[START Data shown]
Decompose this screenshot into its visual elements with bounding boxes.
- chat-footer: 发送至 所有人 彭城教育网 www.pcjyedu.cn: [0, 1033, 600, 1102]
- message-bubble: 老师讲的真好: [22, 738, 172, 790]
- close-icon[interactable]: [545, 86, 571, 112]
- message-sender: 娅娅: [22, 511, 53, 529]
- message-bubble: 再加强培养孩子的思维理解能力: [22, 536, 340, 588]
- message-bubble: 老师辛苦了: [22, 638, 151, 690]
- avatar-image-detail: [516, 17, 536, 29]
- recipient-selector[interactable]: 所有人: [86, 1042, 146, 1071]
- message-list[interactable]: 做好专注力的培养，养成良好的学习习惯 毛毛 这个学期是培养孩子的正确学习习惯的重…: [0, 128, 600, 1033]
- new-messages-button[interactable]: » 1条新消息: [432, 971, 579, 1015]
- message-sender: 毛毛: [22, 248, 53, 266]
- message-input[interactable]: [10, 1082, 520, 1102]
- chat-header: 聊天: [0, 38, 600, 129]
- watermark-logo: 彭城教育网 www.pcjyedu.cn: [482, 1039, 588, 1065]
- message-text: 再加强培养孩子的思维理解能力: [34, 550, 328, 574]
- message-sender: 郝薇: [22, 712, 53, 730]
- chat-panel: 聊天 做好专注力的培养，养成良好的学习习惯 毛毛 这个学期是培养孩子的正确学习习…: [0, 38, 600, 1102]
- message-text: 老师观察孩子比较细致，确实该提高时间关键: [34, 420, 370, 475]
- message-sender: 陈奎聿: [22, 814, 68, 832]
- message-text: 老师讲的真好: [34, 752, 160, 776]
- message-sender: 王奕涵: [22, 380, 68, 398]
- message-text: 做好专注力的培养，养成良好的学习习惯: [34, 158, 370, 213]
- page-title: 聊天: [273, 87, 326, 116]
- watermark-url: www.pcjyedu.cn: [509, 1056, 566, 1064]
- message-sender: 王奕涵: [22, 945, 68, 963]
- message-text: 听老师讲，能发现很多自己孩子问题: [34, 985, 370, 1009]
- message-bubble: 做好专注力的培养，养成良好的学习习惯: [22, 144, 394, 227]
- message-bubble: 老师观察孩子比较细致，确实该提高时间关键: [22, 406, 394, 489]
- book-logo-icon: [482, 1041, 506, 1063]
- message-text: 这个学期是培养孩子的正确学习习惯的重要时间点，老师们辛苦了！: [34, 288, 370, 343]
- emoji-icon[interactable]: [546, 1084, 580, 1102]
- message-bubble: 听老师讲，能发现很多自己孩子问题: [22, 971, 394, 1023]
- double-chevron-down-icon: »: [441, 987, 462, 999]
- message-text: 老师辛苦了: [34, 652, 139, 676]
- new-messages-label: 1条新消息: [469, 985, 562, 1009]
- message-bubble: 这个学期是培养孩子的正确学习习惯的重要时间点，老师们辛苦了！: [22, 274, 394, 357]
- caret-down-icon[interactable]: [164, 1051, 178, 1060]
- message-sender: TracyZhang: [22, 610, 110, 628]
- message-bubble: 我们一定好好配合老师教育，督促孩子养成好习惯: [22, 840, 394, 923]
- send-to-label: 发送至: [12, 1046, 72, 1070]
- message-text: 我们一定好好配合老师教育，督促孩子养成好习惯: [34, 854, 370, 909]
[END Data shown]
Reproduce the listing with each "message-bubble" renamed to "chat-bubble", leaving everything else unchanged.

=== Output ===
Decompose this screenshot into its visual elements with bounding boxes.
- chat-footer: 发送至 所有人 彭城教育网 www.pcjyedu.cn: [0, 1033, 600, 1102]
- chat-bubble: 老师讲的真好: [22, 738, 172, 790]
- close-icon[interactable]: [545, 86, 571, 112]
- message-sender: 娅娅: [22, 511, 53, 529]
- chat-bubble: 再加强培养孩子的思维理解能力: [22, 536, 340, 588]
- chat-bubble: 老师辛苦了: [22, 638, 151, 690]
- avatar-image-detail: [516, 17, 536, 29]
- recipient-selector[interactable]: 所有人: [86, 1042, 146, 1071]
- message-list[interactable]: 做好专注力的培养，养成良好的学习习惯 毛毛 这个学期是培养孩子的正确学习习惯的重…: [0, 128, 600, 1033]
- new-messages-button[interactable]: » 1条新消息: [432, 971, 579, 1015]
- message-sender: 毛毛: [22, 248, 53, 266]
- message-input[interactable]: [10, 1082, 520, 1102]
- chat-header: 聊天: [0, 38, 600, 129]
- watermark-logo: 彭城教育网 www.pcjyedu.cn: [482, 1039, 588, 1065]
- message-text: 再加强培养孩子的思维理解能力: [34, 550, 328, 574]
- message-sender: 郝薇: [22, 712, 53, 730]
- chat-panel: 聊天 做好专注力的培养，养成良好的学习习惯 毛毛 这个学期是培养孩子的正确学习习…: [0, 38, 600, 1102]
- message-text: 老师观察孩子比较细致，确实该提高时间关键: [34, 420, 370, 475]
- message-sender: 陈奎聿: [22, 814, 68, 832]
- message-text: 老师讲的真好: [34, 752, 160, 776]
- message-sender: 王奕涵: [22, 380, 68, 398]
- message-text: 做好专注力的培养，养成良好的学习习惯: [34, 158, 370, 213]
- page-title: 聊天: [273, 87, 326, 116]
- watermark-url: www.pcjyedu.cn: [509, 1056, 566, 1064]
- message-sender: 王奕涵: [22, 945, 68, 963]
- message-text: 听老师讲，能发现很多自己孩子问题: [34, 985, 370, 1009]
- chat-bubble: 做好专注力的培养，养成良好的学习习惯: [22, 144, 394, 227]
- chat-bubble: 老师观察孩子比较细致，确实该提高时间关键: [22, 406, 394, 489]
- book-logo-icon: [482, 1041, 506, 1063]
- message-text: 这个学期是培养孩子的正确学习习惯的重要时间点，老师们辛苦了！: [34, 288, 370, 343]
- emoji-icon[interactable]: [546, 1084, 580, 1102]
- chat-bubble: 听老师讲，能发现很多自己孩子问题: [22, 971, 394, 1023]
- double-chevron-down-icon: »: [441, 987, 462, 999]
- message-text: 老师辛苦了: [34, 652, 139, 676]
- new-messages-label: 1条新消息: [469, 985, 562, 1009]
- chat-bubble: 这个学期是培养孩子的正确学习习惯的重要时间点，老师们辛苦了！: [22, 274, 394, 357]
- caret-down-icon[interactable]: [164, 1051, 178, 1060]
- message-sender: TracyZhang: [22, 610, 110, 628]
- chat-bubble: 我们一定好好配合老师教育，督促孩子养成好习惯: [22, 840, 394, 923]
- send-to-label: 发送至: [12, 1046, 72, 1070]
- message-text: 我们一定好好配合老师教育，督促孩子养成好习惯: [34, 854, 370, 909]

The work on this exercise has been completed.